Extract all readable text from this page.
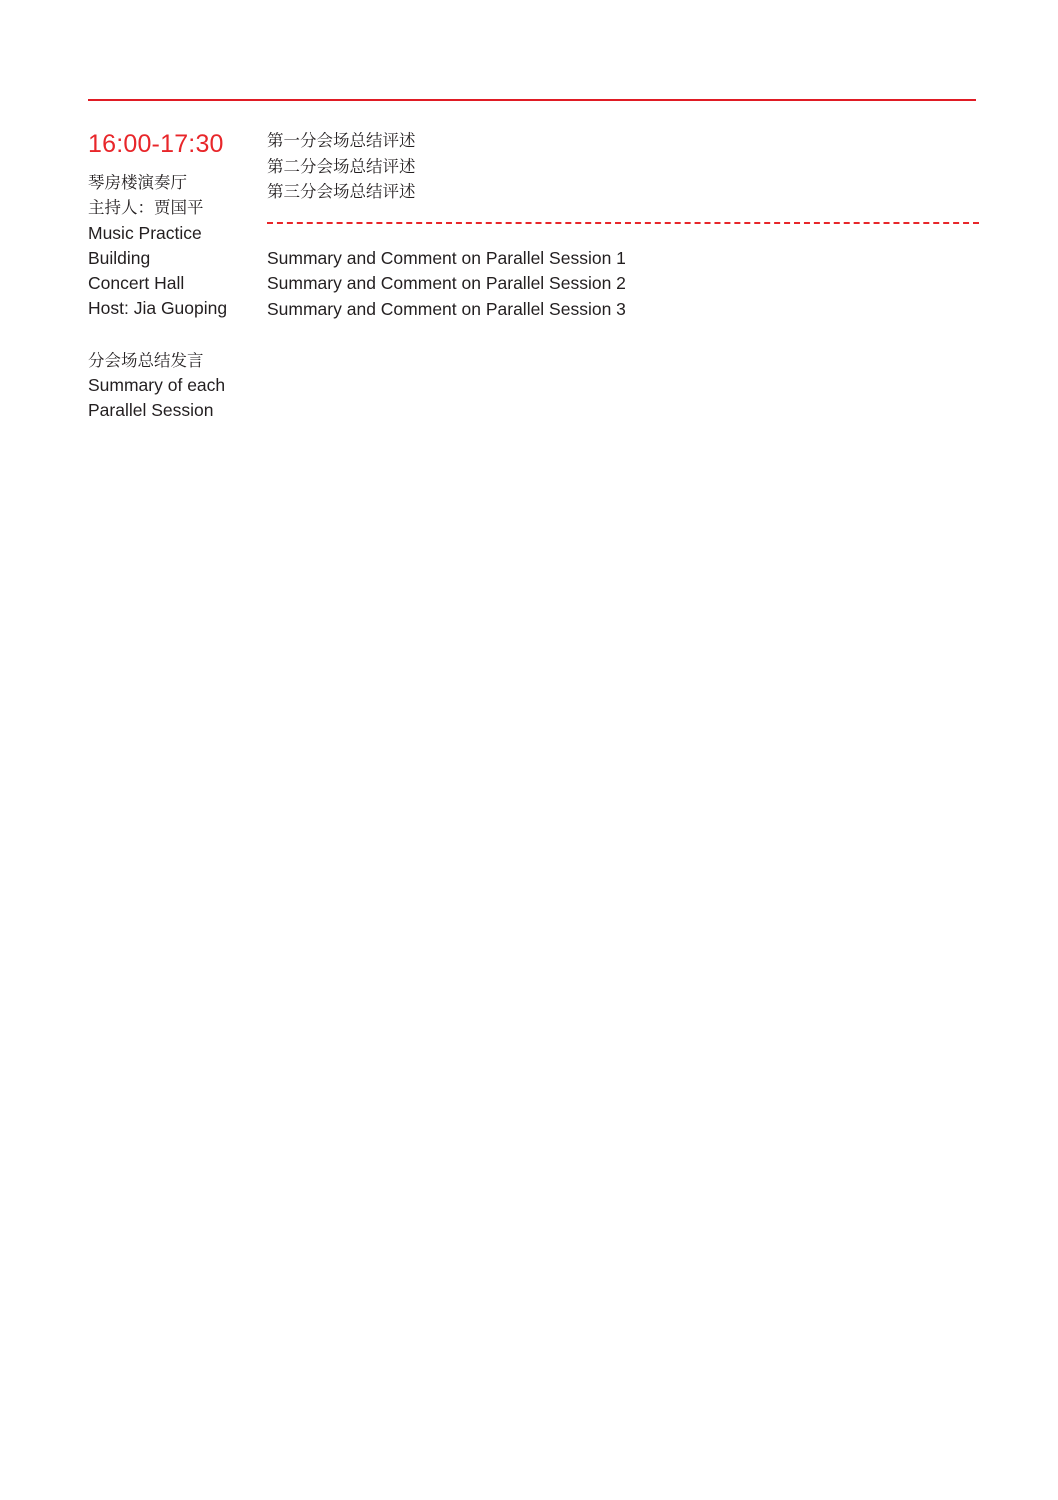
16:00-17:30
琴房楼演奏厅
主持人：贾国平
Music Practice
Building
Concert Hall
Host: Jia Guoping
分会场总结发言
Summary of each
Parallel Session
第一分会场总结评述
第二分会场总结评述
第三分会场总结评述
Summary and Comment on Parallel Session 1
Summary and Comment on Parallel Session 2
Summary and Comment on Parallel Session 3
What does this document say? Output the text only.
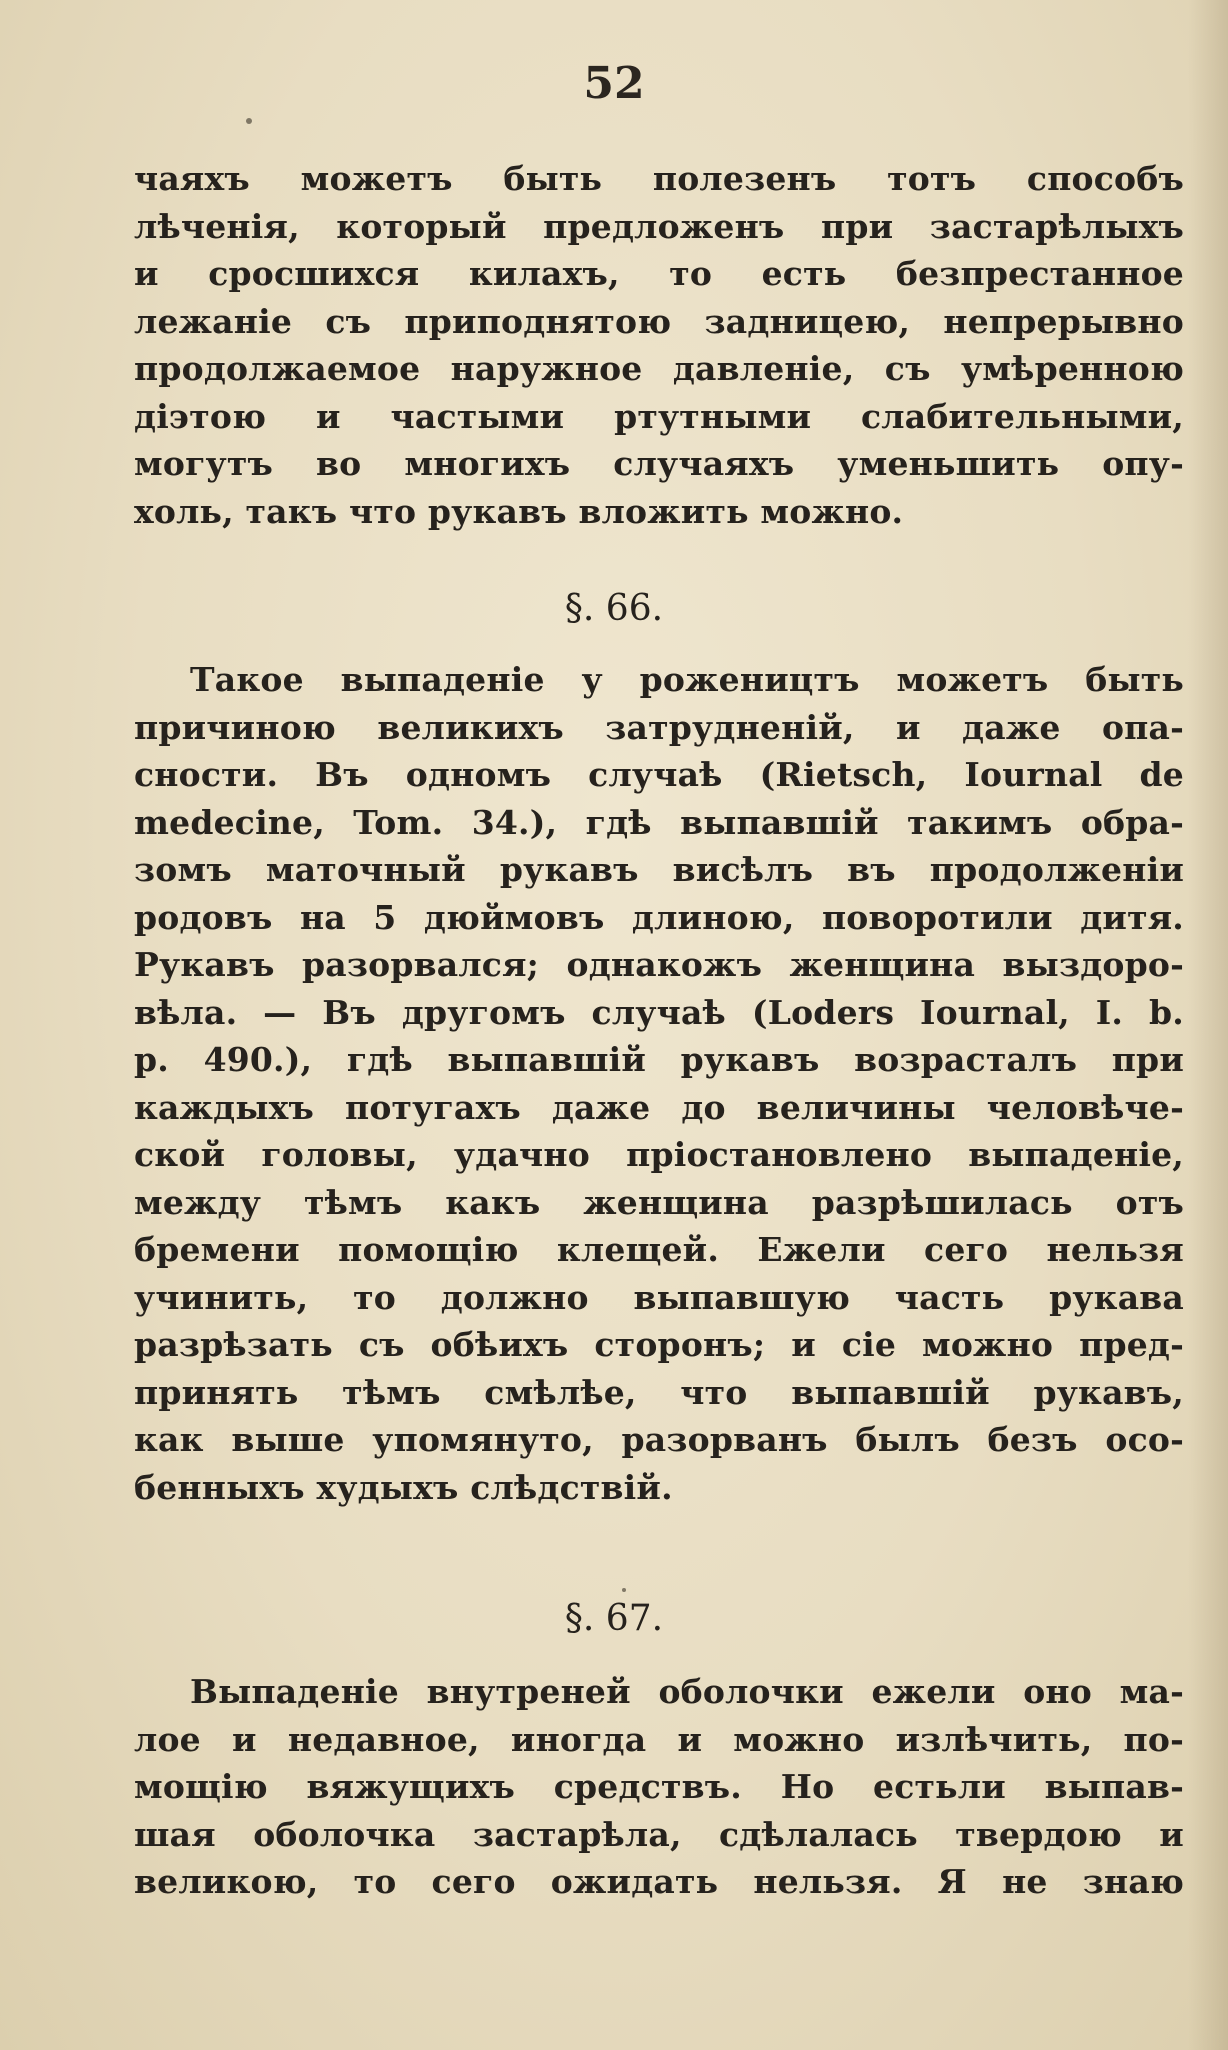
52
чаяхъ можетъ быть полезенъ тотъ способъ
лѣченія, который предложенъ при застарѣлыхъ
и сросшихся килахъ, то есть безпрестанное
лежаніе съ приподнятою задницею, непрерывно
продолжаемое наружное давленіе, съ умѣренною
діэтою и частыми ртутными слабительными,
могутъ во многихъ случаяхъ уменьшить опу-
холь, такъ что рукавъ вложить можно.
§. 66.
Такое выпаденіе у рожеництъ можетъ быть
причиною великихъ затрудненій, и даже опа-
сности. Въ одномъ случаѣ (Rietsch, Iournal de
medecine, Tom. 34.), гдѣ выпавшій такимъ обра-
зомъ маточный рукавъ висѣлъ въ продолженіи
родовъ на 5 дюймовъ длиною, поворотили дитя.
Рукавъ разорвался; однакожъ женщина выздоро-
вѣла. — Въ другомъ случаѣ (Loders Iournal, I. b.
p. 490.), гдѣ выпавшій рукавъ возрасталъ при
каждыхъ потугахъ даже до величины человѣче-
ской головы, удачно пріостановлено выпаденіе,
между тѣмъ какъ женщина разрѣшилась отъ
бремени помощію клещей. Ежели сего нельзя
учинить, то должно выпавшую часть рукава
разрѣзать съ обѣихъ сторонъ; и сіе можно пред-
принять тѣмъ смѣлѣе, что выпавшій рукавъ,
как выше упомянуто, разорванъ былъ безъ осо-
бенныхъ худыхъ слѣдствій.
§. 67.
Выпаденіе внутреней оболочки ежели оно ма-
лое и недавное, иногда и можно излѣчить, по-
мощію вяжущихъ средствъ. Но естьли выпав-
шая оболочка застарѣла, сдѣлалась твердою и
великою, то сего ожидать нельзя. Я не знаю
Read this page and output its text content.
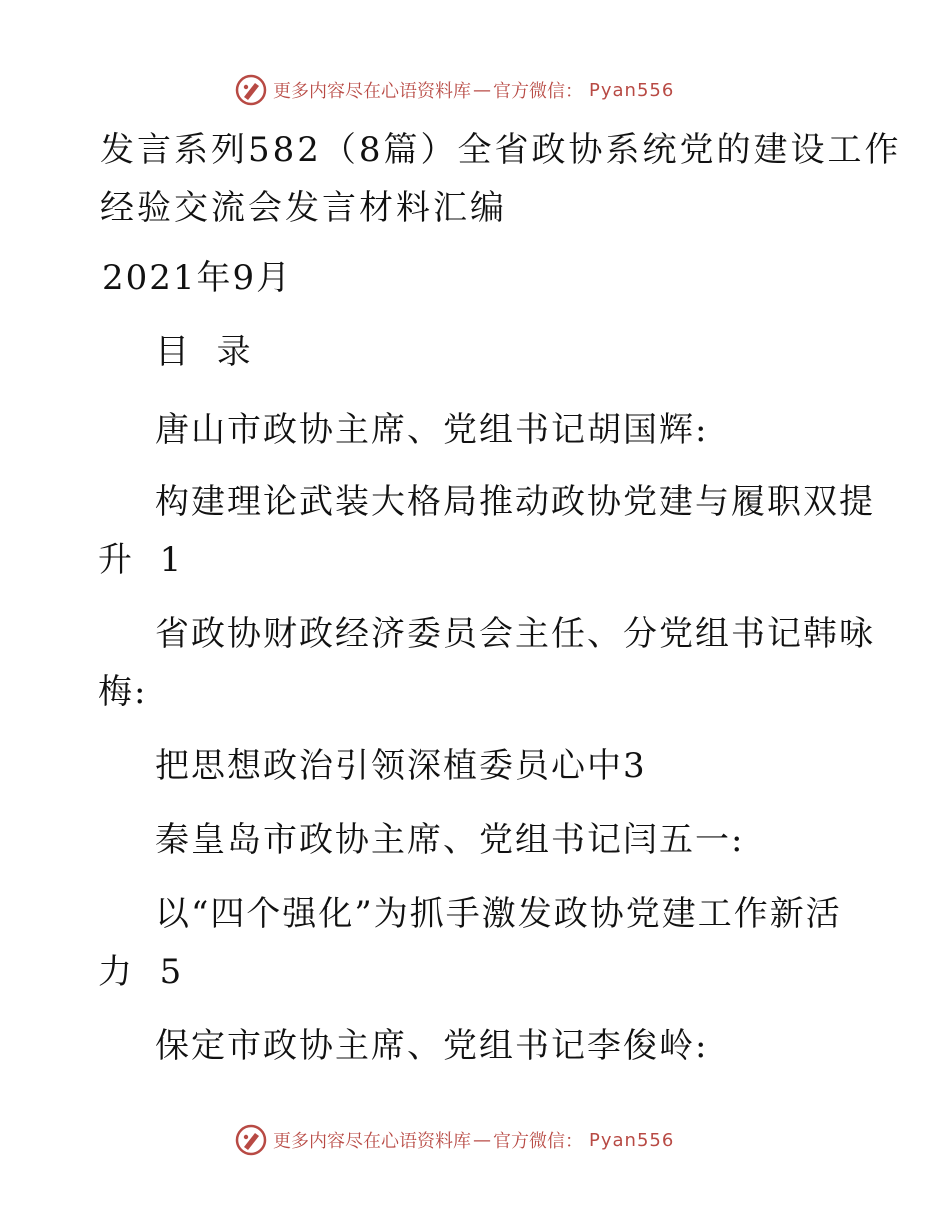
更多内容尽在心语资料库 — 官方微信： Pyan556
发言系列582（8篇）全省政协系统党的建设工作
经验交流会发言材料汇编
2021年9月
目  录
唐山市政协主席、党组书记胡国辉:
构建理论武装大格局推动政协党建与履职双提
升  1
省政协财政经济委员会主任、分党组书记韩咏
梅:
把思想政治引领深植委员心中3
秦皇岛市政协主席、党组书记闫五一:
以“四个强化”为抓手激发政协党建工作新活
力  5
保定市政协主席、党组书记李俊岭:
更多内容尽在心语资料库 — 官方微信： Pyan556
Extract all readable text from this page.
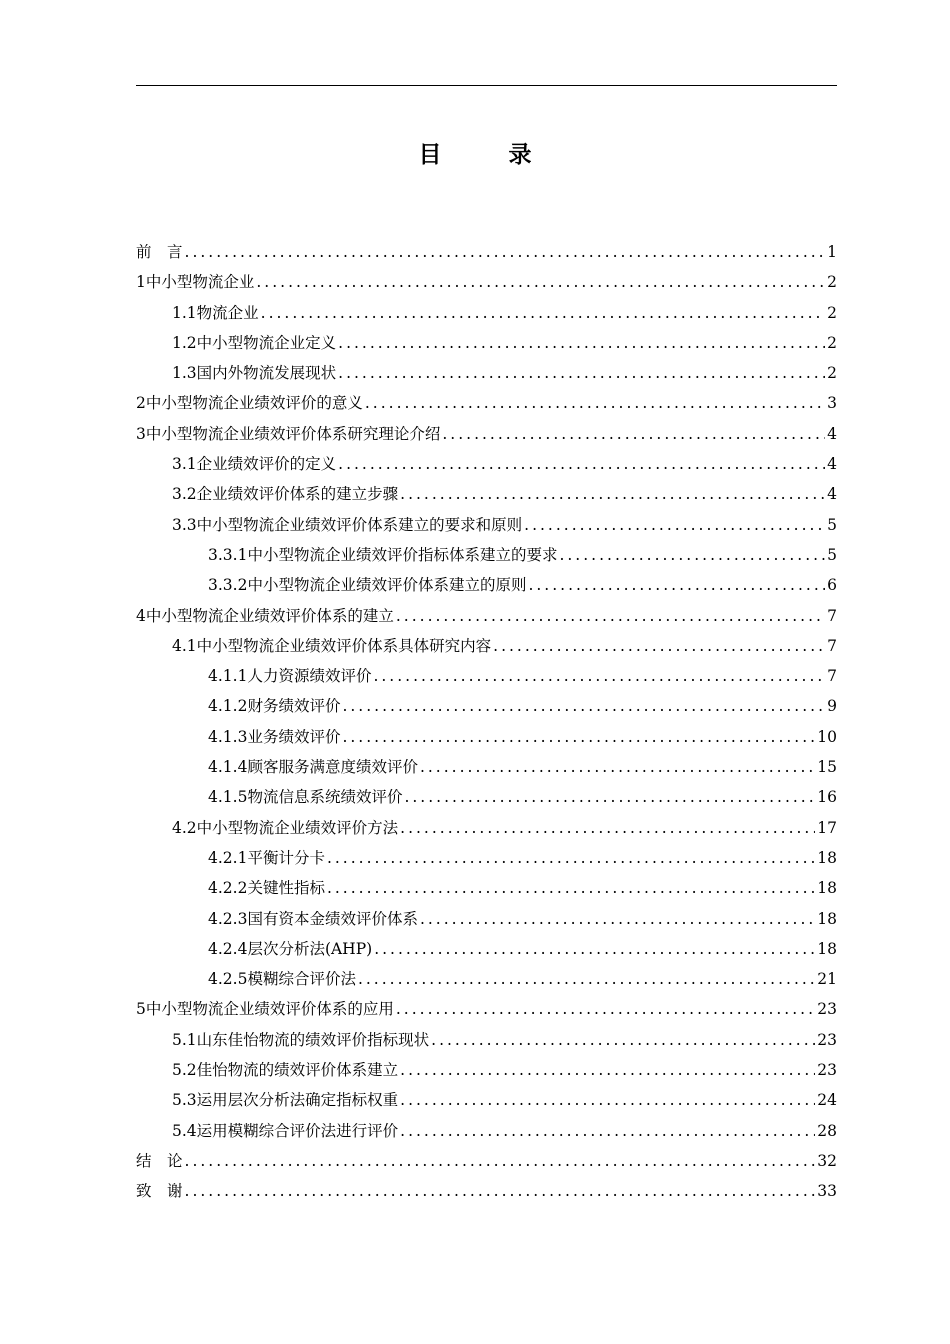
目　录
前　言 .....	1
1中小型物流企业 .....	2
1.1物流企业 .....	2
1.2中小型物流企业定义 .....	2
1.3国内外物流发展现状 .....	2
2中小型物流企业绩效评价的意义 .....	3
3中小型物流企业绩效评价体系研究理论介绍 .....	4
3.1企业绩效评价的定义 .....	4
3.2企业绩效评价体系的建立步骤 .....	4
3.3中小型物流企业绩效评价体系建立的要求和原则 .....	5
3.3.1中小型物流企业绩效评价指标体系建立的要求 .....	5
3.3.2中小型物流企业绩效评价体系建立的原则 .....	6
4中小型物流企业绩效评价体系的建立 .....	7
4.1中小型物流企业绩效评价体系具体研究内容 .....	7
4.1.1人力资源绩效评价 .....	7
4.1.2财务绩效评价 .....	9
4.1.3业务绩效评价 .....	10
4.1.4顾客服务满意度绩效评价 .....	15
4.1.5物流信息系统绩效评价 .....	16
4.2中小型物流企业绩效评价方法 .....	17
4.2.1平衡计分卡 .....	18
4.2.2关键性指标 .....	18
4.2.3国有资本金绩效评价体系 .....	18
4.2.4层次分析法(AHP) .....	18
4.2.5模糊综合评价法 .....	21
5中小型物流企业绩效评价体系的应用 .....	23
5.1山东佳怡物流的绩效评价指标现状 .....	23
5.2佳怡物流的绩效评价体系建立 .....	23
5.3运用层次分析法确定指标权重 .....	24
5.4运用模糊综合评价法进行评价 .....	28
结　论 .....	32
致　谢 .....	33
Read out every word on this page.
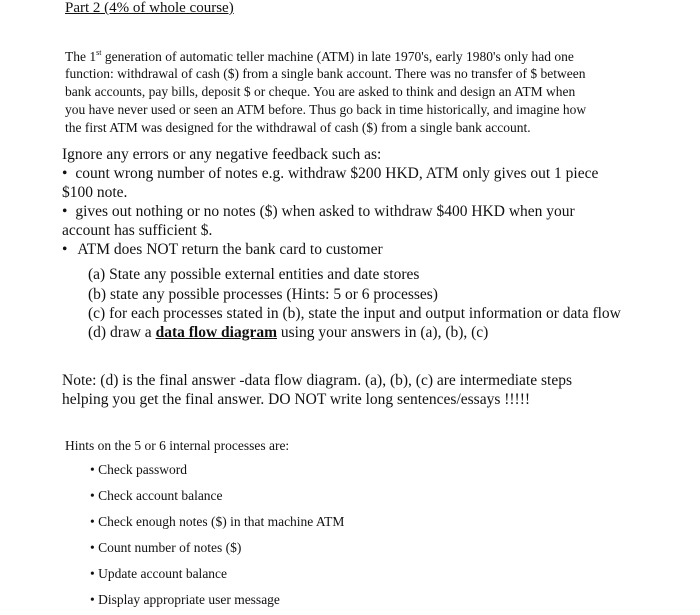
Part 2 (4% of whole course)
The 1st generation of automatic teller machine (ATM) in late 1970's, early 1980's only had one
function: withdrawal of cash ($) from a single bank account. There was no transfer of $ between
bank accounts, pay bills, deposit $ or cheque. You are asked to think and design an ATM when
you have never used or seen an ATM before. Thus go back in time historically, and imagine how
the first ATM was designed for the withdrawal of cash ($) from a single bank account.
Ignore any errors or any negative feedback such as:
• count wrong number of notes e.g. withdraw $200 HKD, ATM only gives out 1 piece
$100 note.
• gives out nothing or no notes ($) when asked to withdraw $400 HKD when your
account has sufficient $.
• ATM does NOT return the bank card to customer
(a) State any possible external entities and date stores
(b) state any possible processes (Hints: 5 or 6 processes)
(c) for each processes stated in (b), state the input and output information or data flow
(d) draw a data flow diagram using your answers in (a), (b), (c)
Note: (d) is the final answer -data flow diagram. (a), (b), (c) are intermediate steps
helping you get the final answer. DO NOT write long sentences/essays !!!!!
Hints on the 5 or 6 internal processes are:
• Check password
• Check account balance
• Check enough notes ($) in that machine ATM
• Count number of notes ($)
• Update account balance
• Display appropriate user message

====

Challenge
Locate each line containing the string "page" and show it.

Correct result
Extract all readable text from this page.
Read this page and output its text content.
Extract all readable text from this page.
Read out every word on this page.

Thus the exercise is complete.